**Short task**:
Transcribe all of the material exactly, except for its pictures.
......
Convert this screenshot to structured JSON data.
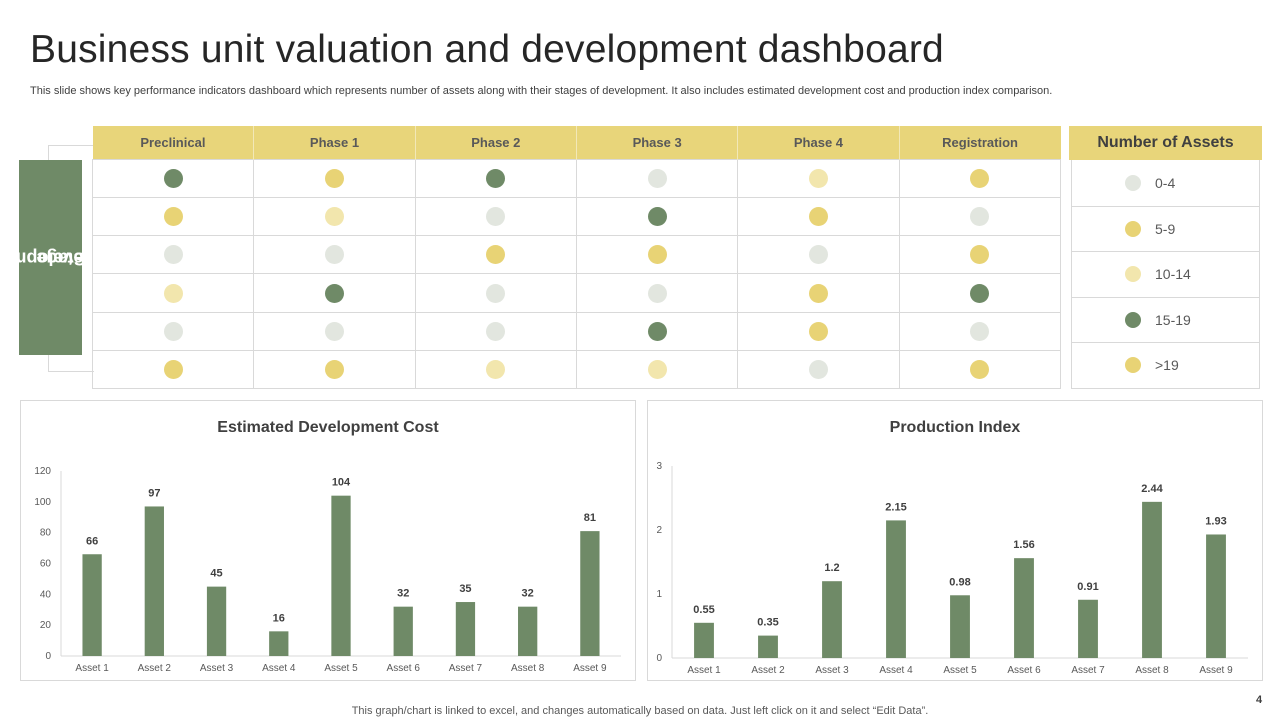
{
  "title": "Business unit valuation and development dashboard",
  "subtitle": "This slide shows key performance indicators dashboard which represents number of assets along with their stages of development. It also includes estimated development cost and production index comparison.",
  "stage_label": [
    "Development",
    "Stage"
  ],
  "matrix": {
    "headers": [
      "Preclinical",
      "Phase 1",
      "Phase 2",
      "Phase 3",
      "Phase 4",
      "Registration"
    ],
    "rows": [
      [
        "15-19",
        "5-9",
        "15-19",
        "0-4",
        "10-14",
        "5-9"
      ],
      [
        "5-9",
        "10-14",
        "0-4",
        "15-19",
        "5-9",
        "0-4"
      ],
      [
        "0-4",
        "0-4",
        "5-9",
        "5-9",
        "0-4",
        "5-9"
      ],
      [
        "10-14",
        "15-19",
        "0-4",
        "0-4",
        "5-9",
        "15-19"
      ],
      [
        "0-4",
        "0-4",
        "0-4",
        "15-19",
        "5-9",
        "0-4"
      ],
      [
        "5-9",
        "5-9",
        "10-14",
        "10-14",
        "0-4",
        "5-9"
      ]
    ]
  },
  "legend": {
    "title": "Number of Assets",
    "items": [
      {
        "label": "0-4",
        "color": "#e2e6df"
      },
      {
        "label": "5-9",
        "color": "#e8d375"
      },
      {
        "label": "10-14",
        "color": "#f2e6ad"
      },
      {
        "label": "15-19",
        "color": "#6f8a67"
      },
      {
        "label": ">19",
        "color": "#e8d375"
      }
    ]
  },
  "chart_data": [
    {
      "type": "bar",
      "title": "Estimated Development Cost",
      "categories": [
        "Asset 1",
        "Asset 2",
        "Asset 3",
        "Asset 4",
        "Asset 5",
        "Asset 6",
        "Asset 7",
        "Asset 8",
        "Asset 9"
      ],
      "values": [
        66,
        97,
        45,
        16,
        104,
        32,
        35,
        32,
        81
      ],
      "ylim": [
        0,
        120
      ],
      "yticks": [
        0,
        20,
        40,
        60,
        80,
        100,
        120
      ],
      "xlabel": "",
      "ylabel": "",
      "color": "#6f8a67"
    },
    {
      "type": "bar",
      "title": "Production Index",
      "categories": [
        "Asset 1",
        "Asset 2",
        "Asset 3",
        "Asset 4",
        "Asset 5",
        "Asset 6",
        "Asset 7",
        "Asset 8",
        "Asset 9"
      ],
      "values": [
        0.55,
        0.35,
        1.2,
        2.15,
        0.98,
        1.56,
        0.91,
        2.44,
        1.93
      ],
      "ylim": [
        0,
        3
      ],
      "yticks": [
        0,
        1,
        2,
        3
      ],
      "xlabel": "",
      "ylabel": "",
      "color": "#6f8a67"
    }
  ],
  "page_number": "4",
  "footer": "This graph/chart is linked to excel, and changes automatically based on data. Just left click on it and select “Edit Data”."
}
......
**Answer for this exercise**:
Convert this screenshot to structured JSON data.
{
  "title": "Business unit valuation and development dashboard",
  "subtitle": "This slide shows key performance indicators dashboard which represents number of assets along with their stages of development. It also includes estimated development cost and production index comparison.",
  "stage_label": [
    "Development",
    "Stage"
  ],
  "matrix": {
    "headers": [
      "Preclinical",
      "Phase 1",
      "Phase 2",
      "Phase 3",
      "Phase 4",
      "Registration"
    ],
    "rows": [
      [
        "15-19",
        "5-9",
        "15-19",
        "0-4",
        "10-14",
        "5-9"
      ],
      [
        "5-9",
        "10-14",
        "0-4",
        "15-19",
        "5-9",
        "0-4"
      ],
      [
        "0-4",
        "0-4",
        "5-9",
        "5-9",
        "0-4",
        "5-9"
      ],
      [
        "10-14",
        "15-19",
        "0-4",
        "0-4",
        "5-9",
        "15-19"
      ],
      [
        "0-4",
        "0-4",
        "0-4",
        "15-19",
        "5-9",
        "0-4"
      ],
      [
        "5-9",
        "5-9",
        "10-14",
        "10-14",
        "0-4",
        "5-9"
      ]
    ]
  },
  "legend": {
    "title": "Number of Assets",
    "items": [
      {
        "label": "0-4",
        "color": "#e2e6df"
      },
      {
        "label": "5-9",
        "color": "#e8d375"
      },
      {
        "label": "10-14",
        "color": "#f2e6ad"
      },
      {
        "label": "15-19",
        "color": "#6f8a67"
      },
      {
        "label": ">19",
        "color": "#e8d375"
      }
    ]
  },
  "chart_data": [
    {
      "type": "bar",
      "title": "Estimated Development Cost",
      "categories": [
        "Asset 1",
        "Asset 2",
        "Asset 3",
        "Asset 4",
        "Asset 5",
        "Asset 6",
        "Asset 7",
        "Asset 8",
        "Asset 9"
      ],
      "values": [
        66,
        97,
        45,
        16,
        104,
        32,
        35,
        32,
        81
      ],
      "ylim": [
        0,
        120
      ],
      "yticks": [
        0,
        20,
        40,
        60,
        80,
        100,
        120
      ],
      "xlabel": "",
      "ylabel": "",
      "color": "#6f8a67"
    },
    {
      "type": "bar",
      "title": "Production Index",
      "categories": [
        "Asset 1",
        "Asset 2",
        "Asset 3",
        "Asset 4",
        "Asset 5",
        "Asset 6",
        "Asset 7",
        "Asset 8",
        "Asset 9"
      ],
      "values": [
        0.55,
        0.35,
        1.2,
        2.15,
        0.98,
        1.56,
        0.91,
        2.44,
        1.93
      ],
      "ylim": [
        0,
        3
      ],
      "yticks": [
        0,
        1,
        2,
        3
      ],
      "xlabel": "",
      "ylabel": "",
      "color": "#6f8a67"
    }
  ],
  "page_number": "4",
  "footer": "This graph/chart is linked to excel, and changes automatically based on data. Just left click on it and select “Edit Data”."
}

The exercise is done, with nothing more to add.